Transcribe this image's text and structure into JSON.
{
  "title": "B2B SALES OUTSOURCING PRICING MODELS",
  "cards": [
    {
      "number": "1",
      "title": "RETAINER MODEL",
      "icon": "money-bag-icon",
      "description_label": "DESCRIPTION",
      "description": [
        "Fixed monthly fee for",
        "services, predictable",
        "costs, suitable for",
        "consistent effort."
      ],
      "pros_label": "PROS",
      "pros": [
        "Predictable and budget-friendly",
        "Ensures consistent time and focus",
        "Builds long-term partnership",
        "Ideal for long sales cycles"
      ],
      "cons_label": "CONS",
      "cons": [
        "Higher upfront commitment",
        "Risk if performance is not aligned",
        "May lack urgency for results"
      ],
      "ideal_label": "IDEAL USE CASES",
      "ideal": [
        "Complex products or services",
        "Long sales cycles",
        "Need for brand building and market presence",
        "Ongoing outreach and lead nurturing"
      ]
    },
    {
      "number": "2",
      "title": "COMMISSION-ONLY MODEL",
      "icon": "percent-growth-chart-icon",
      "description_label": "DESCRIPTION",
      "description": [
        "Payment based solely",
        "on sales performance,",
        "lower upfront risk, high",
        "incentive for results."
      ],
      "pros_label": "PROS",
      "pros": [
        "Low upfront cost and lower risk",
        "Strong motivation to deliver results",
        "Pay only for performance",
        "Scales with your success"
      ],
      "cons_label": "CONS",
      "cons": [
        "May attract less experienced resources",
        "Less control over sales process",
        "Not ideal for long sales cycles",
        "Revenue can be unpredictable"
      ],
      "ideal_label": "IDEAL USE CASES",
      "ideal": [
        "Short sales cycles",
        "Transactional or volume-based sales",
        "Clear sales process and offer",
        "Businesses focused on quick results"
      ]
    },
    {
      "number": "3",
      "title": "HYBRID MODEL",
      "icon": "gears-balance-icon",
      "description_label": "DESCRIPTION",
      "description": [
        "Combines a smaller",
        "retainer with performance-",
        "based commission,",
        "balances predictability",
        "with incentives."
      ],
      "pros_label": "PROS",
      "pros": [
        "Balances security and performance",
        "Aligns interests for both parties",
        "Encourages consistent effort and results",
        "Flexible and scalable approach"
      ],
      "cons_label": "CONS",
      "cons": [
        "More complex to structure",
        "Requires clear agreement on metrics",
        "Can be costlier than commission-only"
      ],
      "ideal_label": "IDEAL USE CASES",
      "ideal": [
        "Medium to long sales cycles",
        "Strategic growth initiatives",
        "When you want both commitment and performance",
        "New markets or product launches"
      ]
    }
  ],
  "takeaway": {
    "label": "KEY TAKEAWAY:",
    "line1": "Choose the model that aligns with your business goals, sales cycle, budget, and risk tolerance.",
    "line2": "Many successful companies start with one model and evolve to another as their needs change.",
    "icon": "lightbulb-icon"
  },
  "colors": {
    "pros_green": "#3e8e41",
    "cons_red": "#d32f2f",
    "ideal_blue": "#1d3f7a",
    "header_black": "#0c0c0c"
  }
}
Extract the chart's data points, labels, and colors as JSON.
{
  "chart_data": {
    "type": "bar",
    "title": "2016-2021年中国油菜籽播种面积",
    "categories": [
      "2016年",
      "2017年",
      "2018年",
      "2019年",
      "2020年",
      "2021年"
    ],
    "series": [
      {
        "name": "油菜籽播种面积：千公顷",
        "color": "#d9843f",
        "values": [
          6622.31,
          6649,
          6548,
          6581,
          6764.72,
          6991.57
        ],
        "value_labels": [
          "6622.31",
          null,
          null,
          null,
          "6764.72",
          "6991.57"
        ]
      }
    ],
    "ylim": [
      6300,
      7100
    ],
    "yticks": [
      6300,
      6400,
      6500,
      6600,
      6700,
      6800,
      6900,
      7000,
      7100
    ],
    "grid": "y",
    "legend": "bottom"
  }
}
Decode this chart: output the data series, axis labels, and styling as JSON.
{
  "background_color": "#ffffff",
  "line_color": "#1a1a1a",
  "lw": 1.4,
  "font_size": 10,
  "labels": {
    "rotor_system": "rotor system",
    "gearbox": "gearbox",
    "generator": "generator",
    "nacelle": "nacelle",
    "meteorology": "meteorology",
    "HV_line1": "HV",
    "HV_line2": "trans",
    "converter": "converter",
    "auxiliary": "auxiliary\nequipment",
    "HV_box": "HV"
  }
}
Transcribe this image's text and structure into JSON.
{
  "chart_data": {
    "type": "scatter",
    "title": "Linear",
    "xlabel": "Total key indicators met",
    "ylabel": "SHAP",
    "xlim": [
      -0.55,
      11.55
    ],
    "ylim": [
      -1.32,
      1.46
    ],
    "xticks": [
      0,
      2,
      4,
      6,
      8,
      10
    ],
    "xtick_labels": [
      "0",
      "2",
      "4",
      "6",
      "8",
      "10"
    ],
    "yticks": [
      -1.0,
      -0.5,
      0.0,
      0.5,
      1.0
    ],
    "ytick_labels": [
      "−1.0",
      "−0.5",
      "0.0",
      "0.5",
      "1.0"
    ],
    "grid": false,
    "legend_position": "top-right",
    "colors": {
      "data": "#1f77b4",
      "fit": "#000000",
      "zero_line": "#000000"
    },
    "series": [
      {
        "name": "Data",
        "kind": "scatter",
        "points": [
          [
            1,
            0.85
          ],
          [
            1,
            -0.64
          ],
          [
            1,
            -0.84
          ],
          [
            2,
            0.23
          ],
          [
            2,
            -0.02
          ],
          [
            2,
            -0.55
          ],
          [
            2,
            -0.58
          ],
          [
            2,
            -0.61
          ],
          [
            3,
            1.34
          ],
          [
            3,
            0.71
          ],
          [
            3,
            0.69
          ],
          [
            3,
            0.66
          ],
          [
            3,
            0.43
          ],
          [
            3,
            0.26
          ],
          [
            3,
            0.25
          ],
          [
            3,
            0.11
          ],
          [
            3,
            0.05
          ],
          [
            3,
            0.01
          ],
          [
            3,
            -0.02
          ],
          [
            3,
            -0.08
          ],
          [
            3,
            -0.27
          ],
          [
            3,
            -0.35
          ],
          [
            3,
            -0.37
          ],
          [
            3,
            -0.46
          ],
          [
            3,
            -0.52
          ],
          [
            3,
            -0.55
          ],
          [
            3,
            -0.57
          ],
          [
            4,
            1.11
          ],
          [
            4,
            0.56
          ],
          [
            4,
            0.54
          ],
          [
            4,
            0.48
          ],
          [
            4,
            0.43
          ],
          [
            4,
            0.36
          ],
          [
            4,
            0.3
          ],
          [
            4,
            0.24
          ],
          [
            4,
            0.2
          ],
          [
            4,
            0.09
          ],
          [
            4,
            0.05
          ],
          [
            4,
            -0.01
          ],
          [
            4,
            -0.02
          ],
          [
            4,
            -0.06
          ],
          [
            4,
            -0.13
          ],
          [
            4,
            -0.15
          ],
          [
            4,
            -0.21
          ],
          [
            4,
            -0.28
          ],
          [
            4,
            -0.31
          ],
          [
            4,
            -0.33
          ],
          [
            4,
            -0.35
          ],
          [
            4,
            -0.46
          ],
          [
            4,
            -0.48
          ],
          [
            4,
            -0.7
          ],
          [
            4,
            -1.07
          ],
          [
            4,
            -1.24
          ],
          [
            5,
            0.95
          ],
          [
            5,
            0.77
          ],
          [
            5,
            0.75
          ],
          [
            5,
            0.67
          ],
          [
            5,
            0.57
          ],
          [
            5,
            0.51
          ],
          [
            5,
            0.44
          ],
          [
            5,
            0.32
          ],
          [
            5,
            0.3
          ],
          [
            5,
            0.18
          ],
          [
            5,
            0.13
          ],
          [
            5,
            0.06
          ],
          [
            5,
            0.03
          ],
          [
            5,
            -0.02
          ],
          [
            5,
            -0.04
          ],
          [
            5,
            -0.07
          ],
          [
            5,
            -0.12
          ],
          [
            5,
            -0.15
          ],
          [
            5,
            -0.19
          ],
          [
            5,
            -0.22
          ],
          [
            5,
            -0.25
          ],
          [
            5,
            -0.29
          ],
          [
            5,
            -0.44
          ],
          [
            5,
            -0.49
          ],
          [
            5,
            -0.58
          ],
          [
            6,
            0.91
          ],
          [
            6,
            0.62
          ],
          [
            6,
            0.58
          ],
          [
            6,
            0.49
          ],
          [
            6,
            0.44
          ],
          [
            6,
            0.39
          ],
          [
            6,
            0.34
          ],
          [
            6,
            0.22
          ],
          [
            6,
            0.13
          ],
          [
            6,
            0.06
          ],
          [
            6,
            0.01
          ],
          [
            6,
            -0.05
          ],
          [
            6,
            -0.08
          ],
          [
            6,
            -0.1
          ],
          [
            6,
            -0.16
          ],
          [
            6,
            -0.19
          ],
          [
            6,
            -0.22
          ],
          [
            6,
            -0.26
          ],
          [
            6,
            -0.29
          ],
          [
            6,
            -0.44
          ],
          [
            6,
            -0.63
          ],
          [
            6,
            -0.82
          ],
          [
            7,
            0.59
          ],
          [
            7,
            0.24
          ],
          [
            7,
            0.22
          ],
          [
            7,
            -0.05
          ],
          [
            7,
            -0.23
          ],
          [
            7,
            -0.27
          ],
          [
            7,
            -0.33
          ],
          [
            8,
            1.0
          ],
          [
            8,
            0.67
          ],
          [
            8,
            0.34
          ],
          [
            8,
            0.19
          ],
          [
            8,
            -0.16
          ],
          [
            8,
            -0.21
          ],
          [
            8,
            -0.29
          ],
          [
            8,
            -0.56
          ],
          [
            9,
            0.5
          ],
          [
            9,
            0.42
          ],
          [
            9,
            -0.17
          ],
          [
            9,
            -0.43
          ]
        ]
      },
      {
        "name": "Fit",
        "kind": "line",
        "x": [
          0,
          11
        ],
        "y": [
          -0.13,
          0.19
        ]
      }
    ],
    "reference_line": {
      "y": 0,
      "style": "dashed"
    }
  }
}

▸ To be done:
Each line that holds the word "title" is to be copied.

▸ Response to the task:
  "title": "B2B SALES OUTSOURCING PRICING MODELS",
      "title": "RETAINER MODEL",
      "title": "COMMISSION-ONLY MODEL",
      "title": "HYBRID MODEL",
    "title": "2016-2021年中国油菜籽播种面积",
    "title": "Linear",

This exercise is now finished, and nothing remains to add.